(Data records)
* Begin *

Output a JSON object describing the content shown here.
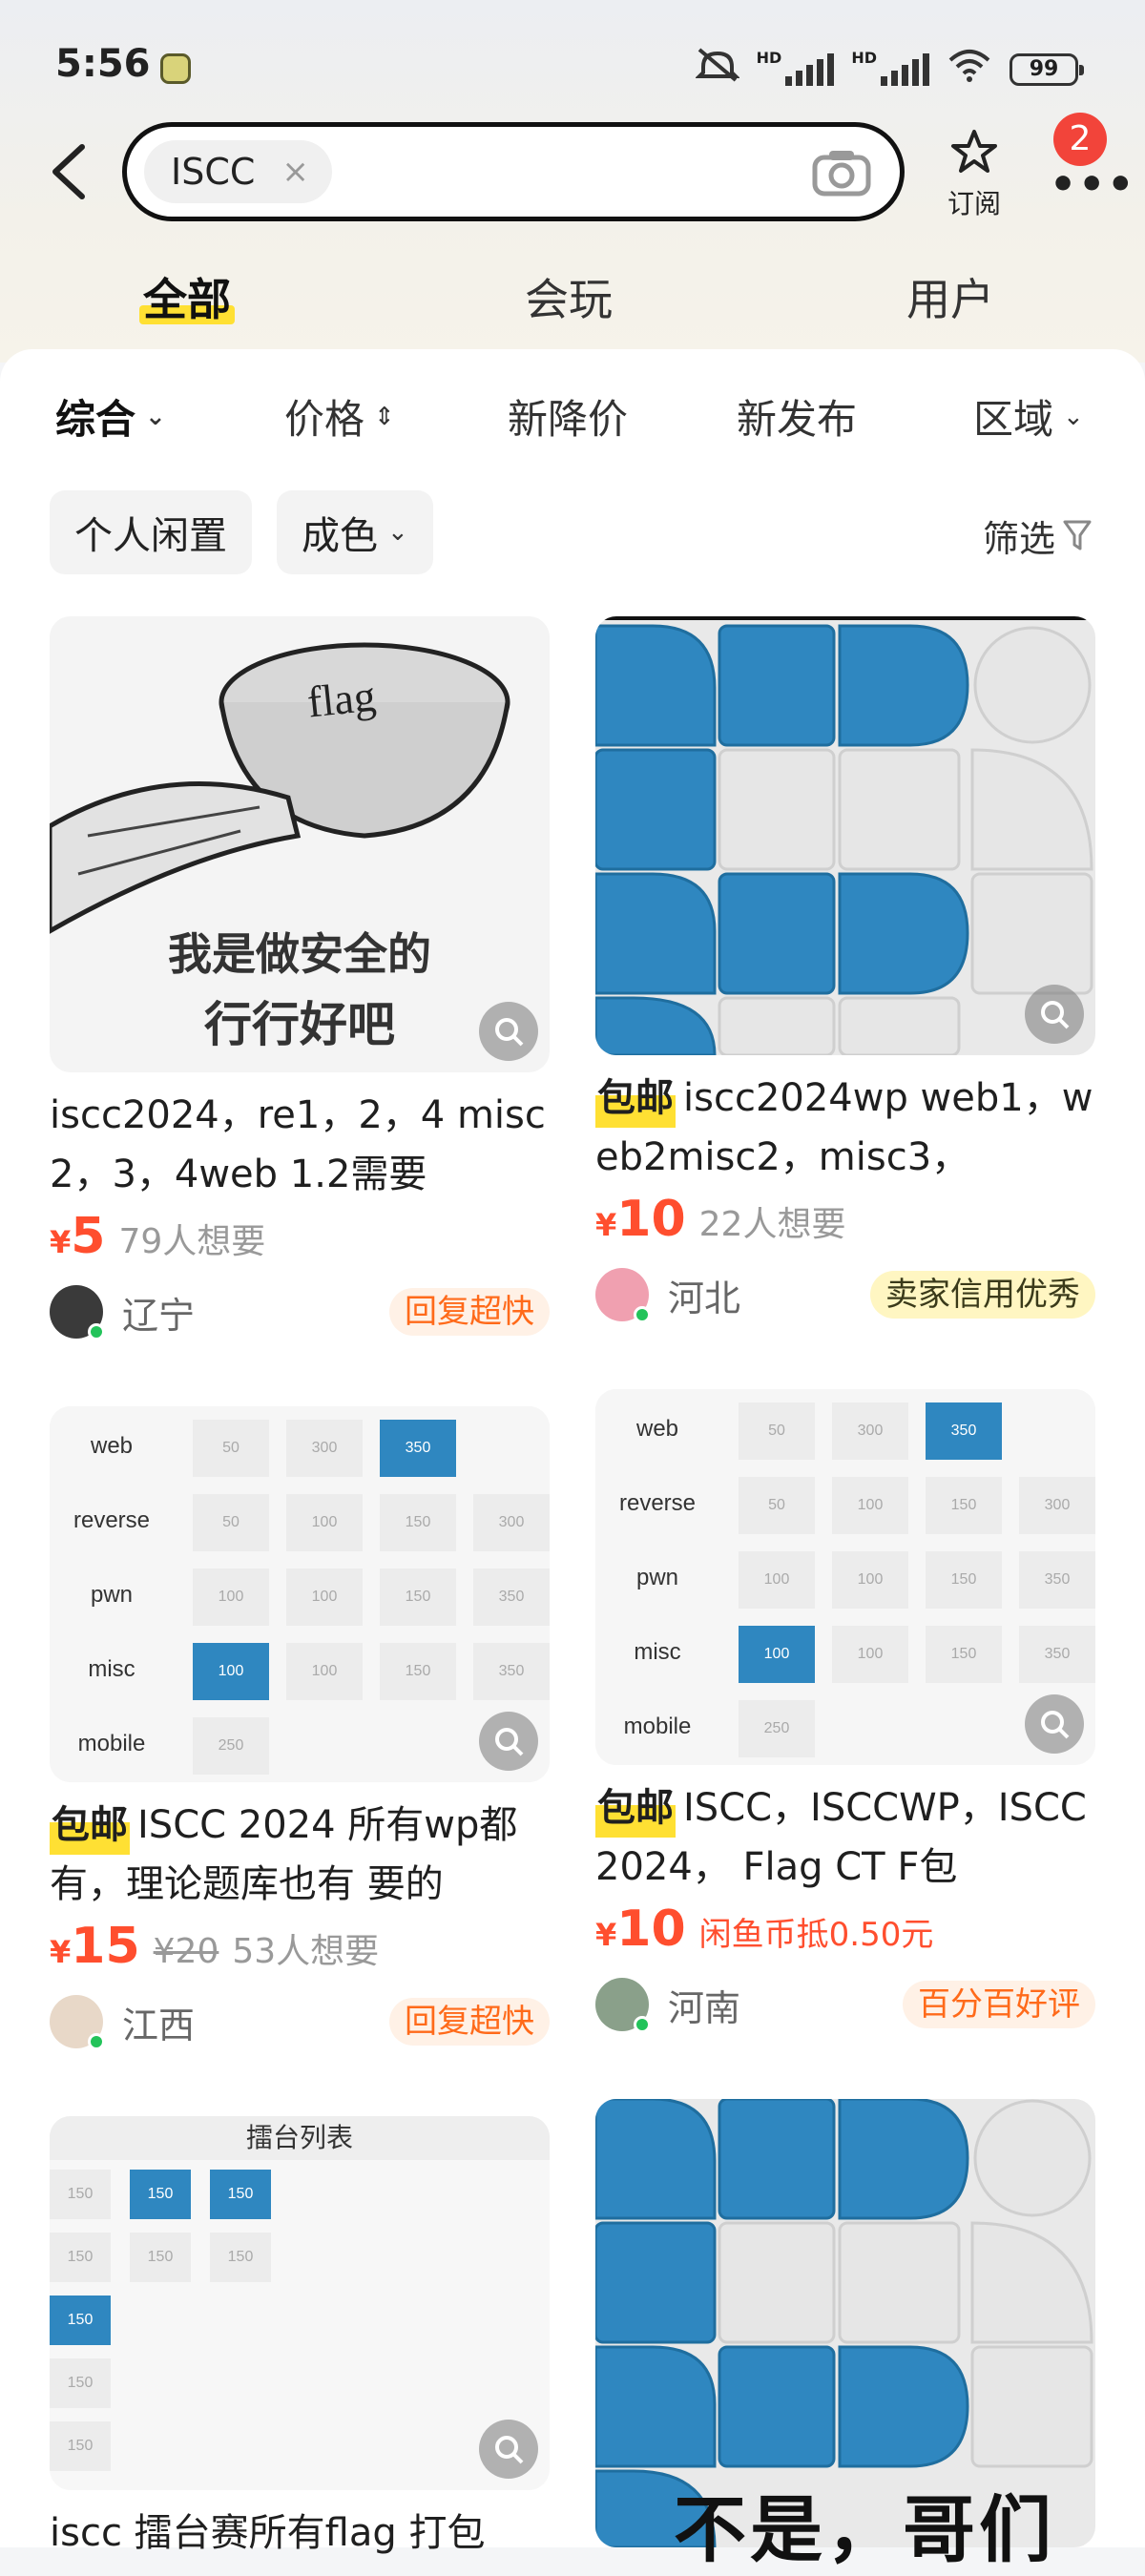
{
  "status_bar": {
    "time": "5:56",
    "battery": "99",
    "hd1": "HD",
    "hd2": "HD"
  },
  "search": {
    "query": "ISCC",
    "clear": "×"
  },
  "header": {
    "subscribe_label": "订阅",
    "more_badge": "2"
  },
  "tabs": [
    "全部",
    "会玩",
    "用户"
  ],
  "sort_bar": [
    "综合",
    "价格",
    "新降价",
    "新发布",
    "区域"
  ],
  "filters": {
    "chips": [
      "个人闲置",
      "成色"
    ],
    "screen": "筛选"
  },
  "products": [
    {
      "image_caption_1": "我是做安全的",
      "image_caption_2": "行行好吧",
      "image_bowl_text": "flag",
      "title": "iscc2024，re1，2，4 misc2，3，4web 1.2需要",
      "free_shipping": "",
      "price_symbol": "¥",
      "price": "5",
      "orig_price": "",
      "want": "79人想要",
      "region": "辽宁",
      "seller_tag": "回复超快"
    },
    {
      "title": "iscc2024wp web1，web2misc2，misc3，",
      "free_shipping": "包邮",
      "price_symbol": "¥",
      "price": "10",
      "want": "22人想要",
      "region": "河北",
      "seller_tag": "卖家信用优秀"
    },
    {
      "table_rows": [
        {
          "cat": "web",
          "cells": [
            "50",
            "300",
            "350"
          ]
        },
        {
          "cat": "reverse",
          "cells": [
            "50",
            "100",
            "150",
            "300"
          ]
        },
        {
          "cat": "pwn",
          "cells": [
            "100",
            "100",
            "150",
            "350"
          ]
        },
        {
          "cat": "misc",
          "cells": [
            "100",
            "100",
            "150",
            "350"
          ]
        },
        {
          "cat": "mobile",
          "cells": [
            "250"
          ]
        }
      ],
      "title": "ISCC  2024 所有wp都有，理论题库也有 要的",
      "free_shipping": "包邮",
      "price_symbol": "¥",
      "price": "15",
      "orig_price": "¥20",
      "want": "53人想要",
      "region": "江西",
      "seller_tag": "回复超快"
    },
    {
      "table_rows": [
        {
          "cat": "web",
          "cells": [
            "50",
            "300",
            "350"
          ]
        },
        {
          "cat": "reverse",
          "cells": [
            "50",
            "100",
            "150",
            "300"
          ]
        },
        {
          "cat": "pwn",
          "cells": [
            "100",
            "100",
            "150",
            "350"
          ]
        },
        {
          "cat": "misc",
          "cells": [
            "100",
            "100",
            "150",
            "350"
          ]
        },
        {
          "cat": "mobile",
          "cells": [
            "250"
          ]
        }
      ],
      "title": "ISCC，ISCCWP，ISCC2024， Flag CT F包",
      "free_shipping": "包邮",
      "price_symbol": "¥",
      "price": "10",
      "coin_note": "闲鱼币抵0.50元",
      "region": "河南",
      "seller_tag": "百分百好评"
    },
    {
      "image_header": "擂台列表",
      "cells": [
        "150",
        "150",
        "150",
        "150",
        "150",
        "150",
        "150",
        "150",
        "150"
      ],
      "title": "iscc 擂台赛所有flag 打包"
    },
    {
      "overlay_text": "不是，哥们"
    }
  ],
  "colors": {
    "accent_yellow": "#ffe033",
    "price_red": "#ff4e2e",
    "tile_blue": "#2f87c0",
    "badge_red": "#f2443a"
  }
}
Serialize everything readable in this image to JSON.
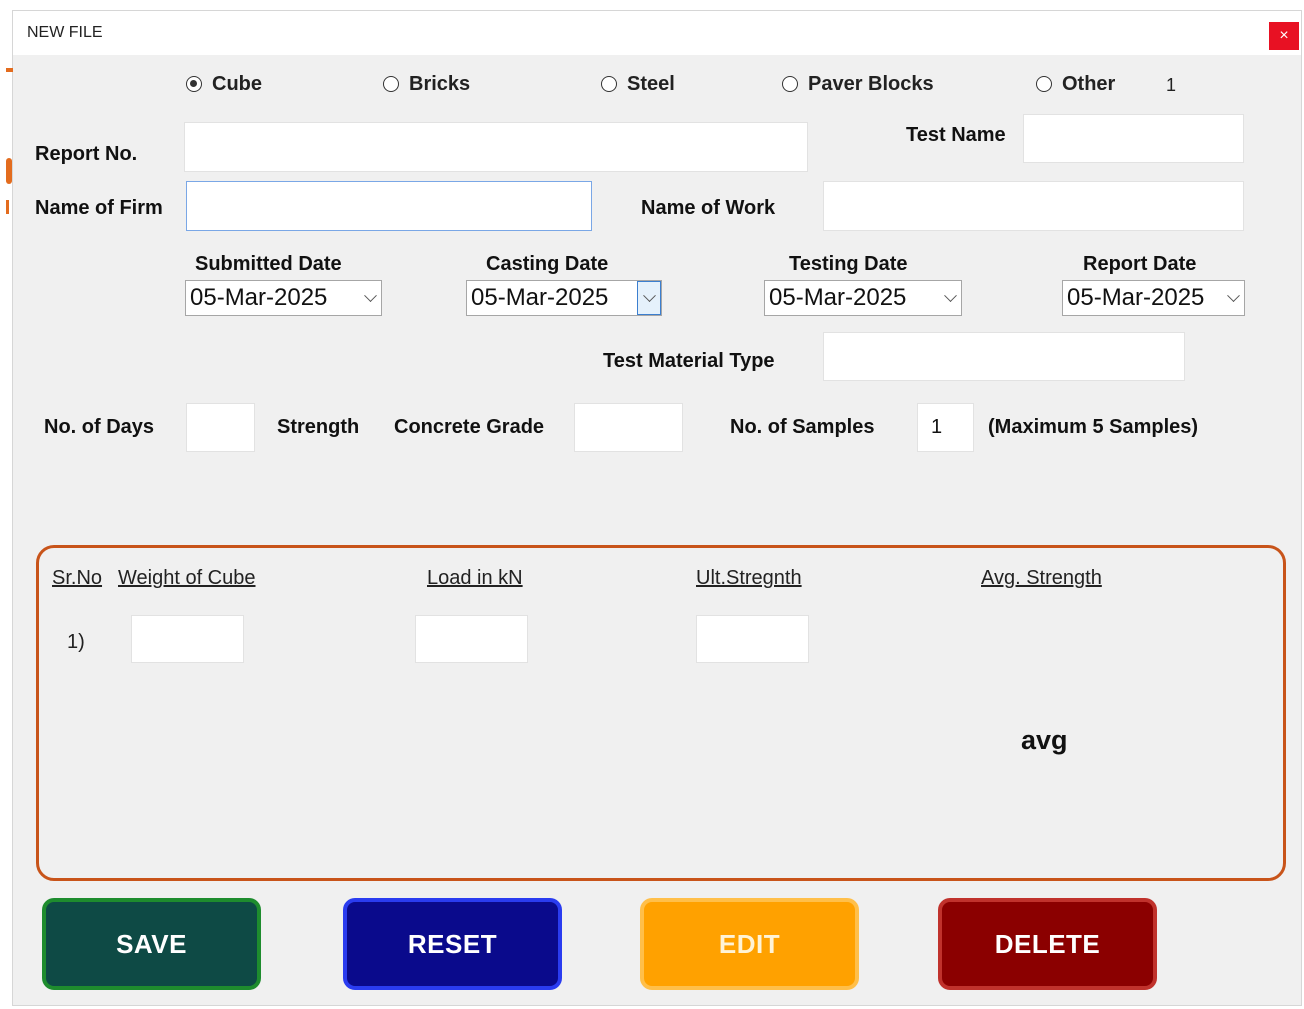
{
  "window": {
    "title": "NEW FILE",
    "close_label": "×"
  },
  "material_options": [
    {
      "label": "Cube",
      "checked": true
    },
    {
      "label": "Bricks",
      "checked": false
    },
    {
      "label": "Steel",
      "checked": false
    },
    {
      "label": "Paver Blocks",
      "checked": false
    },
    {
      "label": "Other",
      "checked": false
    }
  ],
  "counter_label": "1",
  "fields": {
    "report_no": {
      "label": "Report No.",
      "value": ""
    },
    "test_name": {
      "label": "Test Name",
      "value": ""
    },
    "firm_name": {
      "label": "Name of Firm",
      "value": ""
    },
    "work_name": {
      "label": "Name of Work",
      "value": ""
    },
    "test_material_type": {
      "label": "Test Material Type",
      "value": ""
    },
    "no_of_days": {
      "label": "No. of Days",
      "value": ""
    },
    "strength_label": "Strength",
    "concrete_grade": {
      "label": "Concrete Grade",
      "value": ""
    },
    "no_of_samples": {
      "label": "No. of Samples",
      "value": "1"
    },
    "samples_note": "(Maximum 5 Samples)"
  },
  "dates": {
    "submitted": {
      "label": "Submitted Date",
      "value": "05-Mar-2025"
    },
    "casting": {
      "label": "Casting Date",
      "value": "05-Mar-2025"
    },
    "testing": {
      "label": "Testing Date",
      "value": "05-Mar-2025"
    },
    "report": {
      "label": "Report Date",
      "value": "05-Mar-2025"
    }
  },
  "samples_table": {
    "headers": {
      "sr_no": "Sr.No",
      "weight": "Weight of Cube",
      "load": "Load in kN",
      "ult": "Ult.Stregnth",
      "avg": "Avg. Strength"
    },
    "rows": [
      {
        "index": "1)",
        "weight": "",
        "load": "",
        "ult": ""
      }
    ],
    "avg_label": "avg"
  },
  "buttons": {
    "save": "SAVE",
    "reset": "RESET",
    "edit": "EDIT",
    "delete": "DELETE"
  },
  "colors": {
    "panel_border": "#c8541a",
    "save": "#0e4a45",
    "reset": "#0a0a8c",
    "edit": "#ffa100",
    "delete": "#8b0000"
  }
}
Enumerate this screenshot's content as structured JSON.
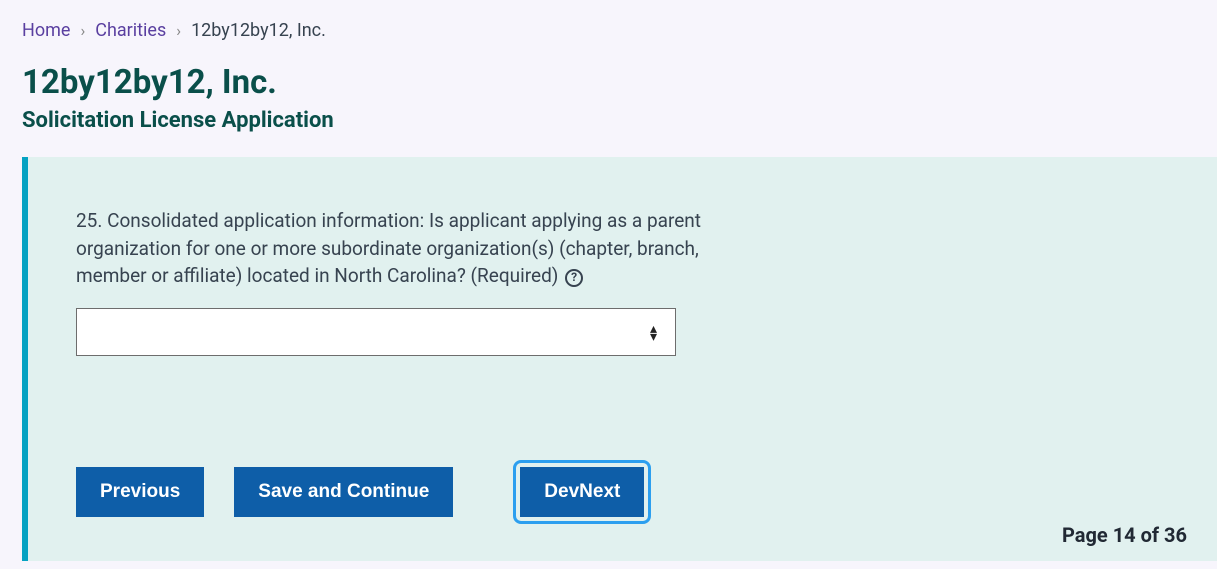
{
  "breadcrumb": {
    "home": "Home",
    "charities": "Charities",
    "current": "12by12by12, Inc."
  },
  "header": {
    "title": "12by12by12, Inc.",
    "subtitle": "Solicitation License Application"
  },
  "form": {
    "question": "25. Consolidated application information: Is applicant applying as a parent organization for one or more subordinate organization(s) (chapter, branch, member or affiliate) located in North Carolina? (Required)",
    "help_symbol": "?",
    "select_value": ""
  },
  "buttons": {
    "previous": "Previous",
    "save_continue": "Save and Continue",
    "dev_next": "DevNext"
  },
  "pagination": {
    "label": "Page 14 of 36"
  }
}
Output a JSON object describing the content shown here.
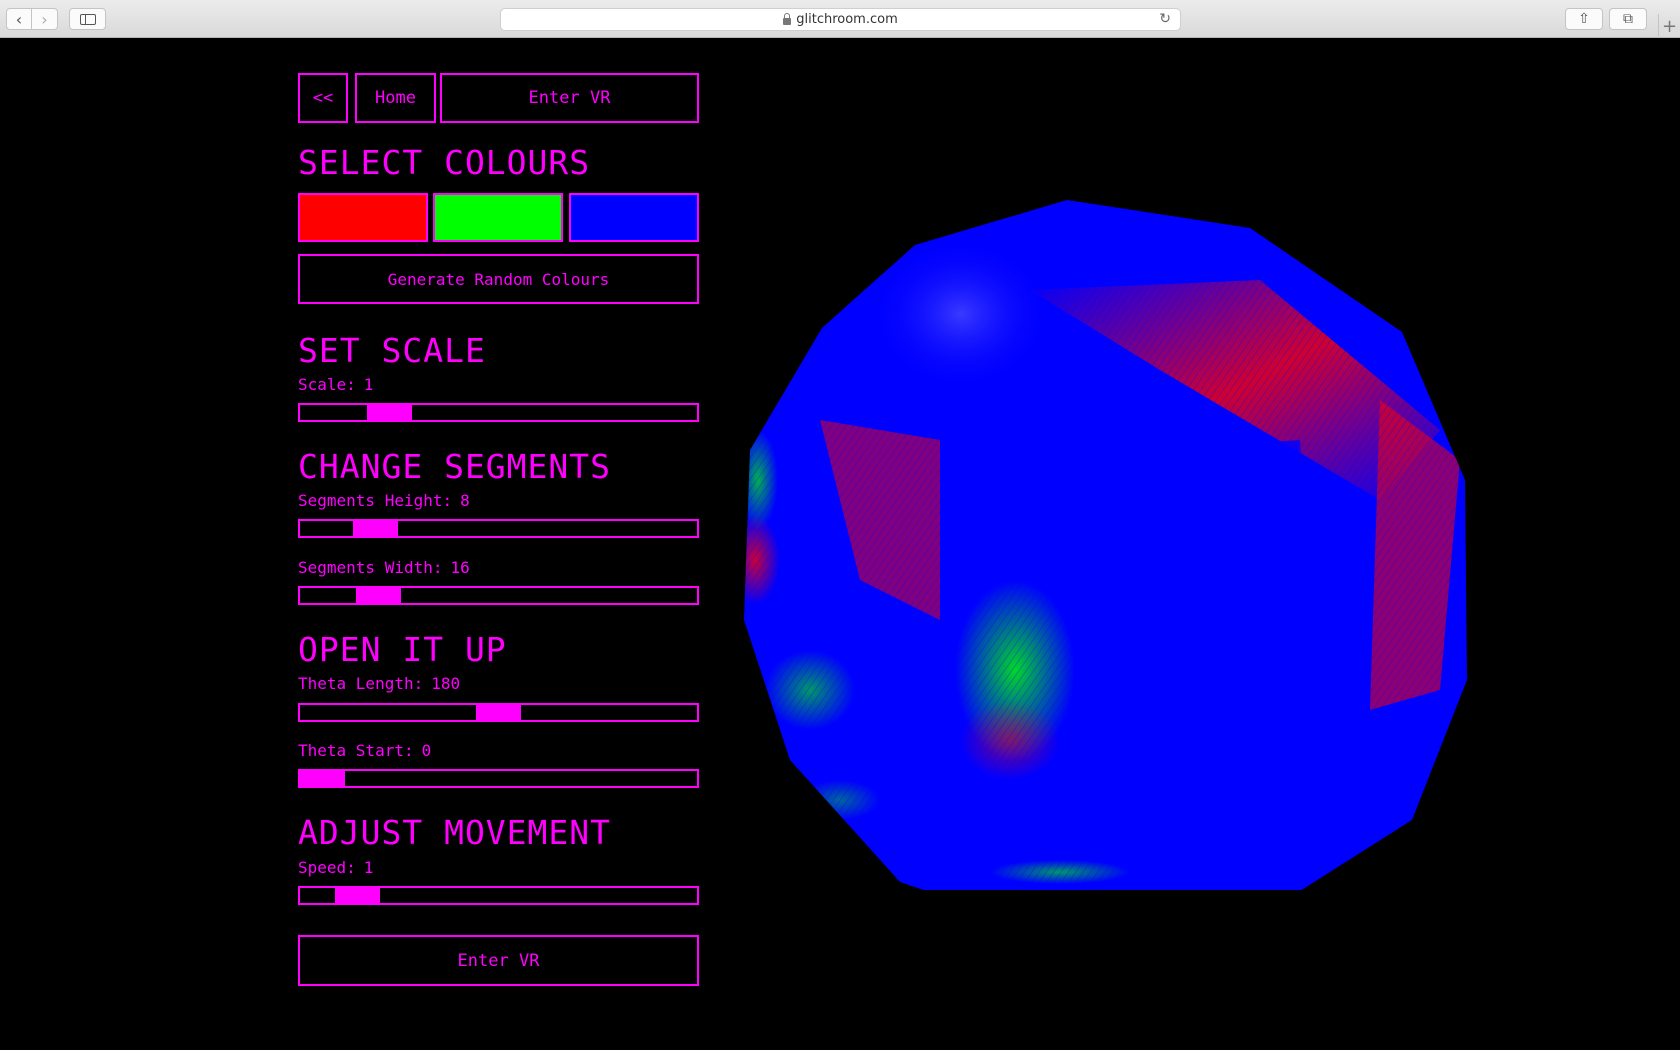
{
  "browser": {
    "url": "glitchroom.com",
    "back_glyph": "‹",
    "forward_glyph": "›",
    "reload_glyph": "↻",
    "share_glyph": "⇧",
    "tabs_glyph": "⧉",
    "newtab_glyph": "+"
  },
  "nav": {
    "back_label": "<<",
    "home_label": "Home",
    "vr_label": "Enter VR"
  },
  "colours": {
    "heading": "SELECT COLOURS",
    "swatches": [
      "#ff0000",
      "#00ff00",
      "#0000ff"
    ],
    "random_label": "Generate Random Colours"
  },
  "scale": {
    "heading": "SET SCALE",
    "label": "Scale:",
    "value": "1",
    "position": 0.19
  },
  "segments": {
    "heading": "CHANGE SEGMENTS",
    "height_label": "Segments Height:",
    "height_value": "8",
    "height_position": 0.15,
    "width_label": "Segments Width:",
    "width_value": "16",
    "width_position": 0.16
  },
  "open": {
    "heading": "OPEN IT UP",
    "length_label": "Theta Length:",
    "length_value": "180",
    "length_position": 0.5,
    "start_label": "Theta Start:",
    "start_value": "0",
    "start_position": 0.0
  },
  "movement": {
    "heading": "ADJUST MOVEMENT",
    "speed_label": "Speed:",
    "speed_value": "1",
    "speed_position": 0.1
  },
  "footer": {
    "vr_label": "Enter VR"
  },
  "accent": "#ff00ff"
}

* End *

Exercise aim - Leaving the pictures out, set down exactly the lines from the one with "Enumerate this screenshot's" through the end of the records.

Output -
Enumerate this screenshot's content as structured JSON.
{
  "breadcrumb": {
    "home": "Home",
    "charities": "Charities",
    "current": "12by12by12, Inc."
  },
  "header": {
    "title": "12by12by12, Inc.",
    "subtitle": "Solicitation License Application"
  },
  "form": {
    "question": "25. Consolidated application information: Is applicant applying as a parent organization for one or more subordinate organization(s) (chapter, branch, member or affiliate) located in North Carolina? (Required)",
    "help_symbol": "?",
    "select_value": ""
  },
  "buttons": {
    "previous": "Previous",
    "save_continue": "Save and Continue",
    "dev_next": "DevNext"
  },
  "pagination": {
    "label": "Page 14 of 36"
  }
}
Output a JSON object describing the content shown here.
{
  "browser": {
    "url": "glitchroom.com",
    "back_glyph": "‹",
    "forward_glyph": "›",
    "reload_glyph": "↻",
    "share_glyph": "⇧",
    "tabs_glyph": "⧉",
    "newtab_glyph": "+"
  },
  "nav": {
    "back_label": "<<",
    "home_label": "Home",
    "vr_label": "Enter VR"
  },
  "colours": {
    "heading": "SELECT COLOURS",
    "swatches": [
      "#ff0000",
      "#00ff00",
      "#0000ff"
    ],
    "random_label": "Generate Random Colours"
  },
  "scale": {
    "heading": "SET SCALE",
    "label": "Scale:",
    "value": "1",
    "position": 0.19
  },
  "segments": {
    "heading": "CHANGE SEGMENTS",
    "height_label": "Segments Height:",
    "height_value": "8",
    "height_position": 0.15,
    "width_label": "Segments Width:",
    "width_value": "16",
    "width_position": 0.16
  },
  "open": {
    "heading": "OPEN IT UP",
    "length_label": "Theta Length:",
    "length_value": "180",
    "length_position": 0.5,
    "start_label": "Theta Start:",
    "start_value": "0",
    "start_position": 0.0
  },
  "movement": {
    "heading": "ADJUST MOVEMENT",
    "speed_label": "Speed:",
    "speed_value": "1",
    "speed_position": 0.1
  },
  "footer": {
    "vr_label": "Enter VR"
  },
  "accent": "#ff00ff"
}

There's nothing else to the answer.